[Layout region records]
---+---

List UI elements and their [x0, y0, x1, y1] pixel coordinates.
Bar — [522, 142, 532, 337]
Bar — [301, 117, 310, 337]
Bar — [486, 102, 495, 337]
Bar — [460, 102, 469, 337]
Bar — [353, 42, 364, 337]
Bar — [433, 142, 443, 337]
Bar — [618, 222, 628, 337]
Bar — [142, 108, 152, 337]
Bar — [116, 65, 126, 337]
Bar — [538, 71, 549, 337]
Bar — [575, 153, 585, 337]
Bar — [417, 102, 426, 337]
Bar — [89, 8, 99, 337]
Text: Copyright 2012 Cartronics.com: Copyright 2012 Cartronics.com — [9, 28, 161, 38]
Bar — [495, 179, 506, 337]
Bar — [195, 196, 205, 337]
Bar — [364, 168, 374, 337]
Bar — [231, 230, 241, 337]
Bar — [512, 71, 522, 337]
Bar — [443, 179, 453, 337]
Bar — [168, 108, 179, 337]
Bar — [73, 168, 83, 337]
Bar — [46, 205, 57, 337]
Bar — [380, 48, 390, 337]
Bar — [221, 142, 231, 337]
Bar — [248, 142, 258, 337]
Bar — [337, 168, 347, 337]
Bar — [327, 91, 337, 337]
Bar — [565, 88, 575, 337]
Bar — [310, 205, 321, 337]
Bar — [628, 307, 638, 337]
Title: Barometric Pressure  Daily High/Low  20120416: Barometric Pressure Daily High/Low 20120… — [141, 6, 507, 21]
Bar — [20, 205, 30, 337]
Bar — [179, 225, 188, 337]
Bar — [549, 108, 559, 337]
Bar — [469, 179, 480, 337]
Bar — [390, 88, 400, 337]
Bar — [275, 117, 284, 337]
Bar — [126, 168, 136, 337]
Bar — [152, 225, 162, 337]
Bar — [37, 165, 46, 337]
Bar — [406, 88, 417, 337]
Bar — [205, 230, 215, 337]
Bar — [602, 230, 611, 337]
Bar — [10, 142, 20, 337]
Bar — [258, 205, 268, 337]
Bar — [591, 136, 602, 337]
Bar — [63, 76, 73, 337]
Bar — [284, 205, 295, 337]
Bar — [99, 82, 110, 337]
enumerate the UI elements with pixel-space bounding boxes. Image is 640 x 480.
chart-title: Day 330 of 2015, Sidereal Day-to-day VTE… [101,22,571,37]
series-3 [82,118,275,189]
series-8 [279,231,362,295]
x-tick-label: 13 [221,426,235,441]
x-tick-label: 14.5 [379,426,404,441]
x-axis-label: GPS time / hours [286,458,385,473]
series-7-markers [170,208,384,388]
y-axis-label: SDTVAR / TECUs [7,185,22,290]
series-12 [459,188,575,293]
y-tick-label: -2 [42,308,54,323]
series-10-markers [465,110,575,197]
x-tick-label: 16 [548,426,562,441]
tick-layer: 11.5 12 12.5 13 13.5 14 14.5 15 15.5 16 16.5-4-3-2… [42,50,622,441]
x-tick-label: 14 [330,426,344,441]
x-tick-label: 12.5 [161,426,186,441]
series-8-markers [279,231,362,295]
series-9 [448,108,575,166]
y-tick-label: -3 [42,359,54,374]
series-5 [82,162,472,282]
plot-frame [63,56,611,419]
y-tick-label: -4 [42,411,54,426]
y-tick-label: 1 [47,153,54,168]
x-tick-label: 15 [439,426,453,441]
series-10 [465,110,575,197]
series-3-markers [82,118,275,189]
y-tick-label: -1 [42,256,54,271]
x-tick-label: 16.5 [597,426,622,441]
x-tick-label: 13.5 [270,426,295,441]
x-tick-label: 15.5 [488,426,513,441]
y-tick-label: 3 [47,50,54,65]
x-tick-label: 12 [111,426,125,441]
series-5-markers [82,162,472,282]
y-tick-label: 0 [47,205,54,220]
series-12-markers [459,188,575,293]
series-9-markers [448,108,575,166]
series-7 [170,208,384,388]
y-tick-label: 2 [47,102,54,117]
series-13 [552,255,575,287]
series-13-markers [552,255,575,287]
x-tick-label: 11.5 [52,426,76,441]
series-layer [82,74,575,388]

---+---

What needs to be done: Copy out every line of the entries above without changing anything.

Output of the task:
List UI elements and their [x0, y0, x1, y1] pixel coordinates.
Bar — [522, 142, 532, 337]
Bar — [301, 117, 310, 337]
Bar — [486, 102, 495, 337]
Bar — [460, 102, 469, 337]
Bar — [353, 42, 364, 337]
Bar — [433, 142, 443, 337]
Bar — [618, 222, 628, 337]
Bar — [142, 108, 152, 337]
Bar — [116, 65, 126, 337]
Bar — [538, 71, 549, 337]
Bar — [575, 153, 585, 337]
Bar — [417, 102, 426, 337]
Bar — [89, 8, 99, 337]
Text: Copyright 2012 Cartronics.com: Copyright 2012 Cartronics.com — [9, 28, 161, 38]
Bar — [495, 179, 506, 337]
Bar — [195, 196, 205, 337]
Bar — [364, 168, 374, 337]
Bar — [231, 230, 241, 337]
Bar — [512, 71, 522, 337]
Bar — [443, 179, 453, 337]
Bar — [168, 108, 179, 337]
Bar — [73, 168, 83, 337]
Bar — [46, 205, 57, 337]
Bar — [380, 48, 390, 337]
Bar — [221, 142, 231, 337]
Bar — [248, 142, 258, 337]
Bar — [337, 168, 347, 337]
Bar — [327, 91, 337, 337]
Bar — [565, 88, 575, 337]
Bar — [310, 205, 321, 337]
Bar — [628, 307, 638, 337]
Title: Barometric Pressure  Daily High/Low  20120416: Barometric Pressure Daily High/Low 20120… — [141, 6, 507, 21]
Bar — [20, 205, 30, 337]
Bar — [179, 225, 188, 337]
Bar — [549, 108, 559, 337]
Bar — [469, 179, 480, 337]
Bar — [390, 88, 400, 337]
Bar — [275, 117, 284, 337]
Bar — [126, 168, 136, 337]
Bar — [152, 225, 162, 337]
Bar — [37, 165, 46, 337]
Bar — [406, 88, 417, 337]
Bar — [205, 230, 215, 337]
Bar — [602, 230, 611, 337]
Bar — [10, 142, 20, 337]
Bar — [258, 205, 268, 337]
Bar — [591, 136, 602, 337]
Bar — [63, 76, 73, 337]
Bar — [284, 205, 295, 337]
Bar — [99, 82, 110, 337]
enumerate the UI elements with pixel-space bounding boxes. Image is 640 x 480.
chart-title: Day 330 of 2015, Sidereal Day-to-day VTE… [101,22,571,37]
series-3 [82,118,275,189]
series-8 [279,231,362,295]
x-tick-label: 13 [221,426,235,441]
x-tick-label: 14.5 [379,426,404,441]
x-axis-label: GPS time / hours [286,458,385,473]
series-7-markers [170,208,384,388]
y-axis-label: SDTVAR / TECUs [7,185,22,290]
series-12 [459,188,575,293]
y-tick-label: -2 [42,308,54,323]
series-10-markers [465,110,575,197]
x-tick-label: 16 [548,426,562,441]
tick-layer: 11.5 12 12.5 13 13.5 14 14.5 15 15.5 16 16.5-4-3-2… [42,50,622,441]
x-tick-label: 14 [330,426,344,441]
x-tick-label: 12.5 [161,426,186,441]
series-8-markers [279,231,362,295]
series-9 [448,108,575,166]
y-tick-label: -3 [42,359,54,374]
series-5 [82,162,472,282]
plot-frame [63,56,611,419]
y-tick-label: -4 [42,411,54,426]
y-tick-label: 1 [47,153,54,168]
x-tick-label: 15 [439,426,453,441]
series-10 [465,110,575,197]
series-3-markers [82,118,275,189]
y-tick-label: -1 [42,256,54,271]
x-tick-label: 16.5 [597,426,622,441]
x-tick-label: 13.5 [270,426,295,441]
x-tick-label: 15.5 [488,426,513,441]
y-tick-label: 3 [47,50,54,65]
x-tick-label: 12 [111,426,125,441]
series-5-markers [82,162,472,282]
y-tick-label: 0 [47,205,54,220]
series-12-markers [459,188,575,293]
series-9-markers [448,108,575,166]
series-7 [170,208,384,388]
y-tick-label: 2 [47,102,54,117]
series-13 [552,255,575,287]
series-13-markers [552,255,575,287]
x-tick-label: 11.5 [52,426,76,441]
series-layer [82,74,575,388]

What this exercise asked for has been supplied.